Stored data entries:
+===+

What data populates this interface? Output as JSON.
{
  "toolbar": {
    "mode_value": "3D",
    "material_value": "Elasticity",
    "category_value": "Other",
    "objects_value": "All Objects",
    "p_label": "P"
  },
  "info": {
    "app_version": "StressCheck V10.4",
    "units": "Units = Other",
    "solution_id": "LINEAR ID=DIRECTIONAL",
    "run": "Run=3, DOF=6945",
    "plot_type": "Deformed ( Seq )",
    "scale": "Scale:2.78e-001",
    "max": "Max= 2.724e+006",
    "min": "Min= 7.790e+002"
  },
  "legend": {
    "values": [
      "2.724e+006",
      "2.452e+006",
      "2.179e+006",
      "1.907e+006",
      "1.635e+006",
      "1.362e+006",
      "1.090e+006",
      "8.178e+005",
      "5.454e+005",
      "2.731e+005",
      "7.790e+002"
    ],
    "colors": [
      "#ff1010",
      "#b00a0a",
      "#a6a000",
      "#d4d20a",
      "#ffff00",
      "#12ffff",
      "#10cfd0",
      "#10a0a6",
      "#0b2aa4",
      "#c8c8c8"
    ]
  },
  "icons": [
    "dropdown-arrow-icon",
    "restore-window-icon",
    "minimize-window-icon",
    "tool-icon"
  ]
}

+===+

## Aim of the exercise
From the listing, copy every line where the string "window" appears.

## Answer
    "restore-window-icon",
    "minimize-window-icon",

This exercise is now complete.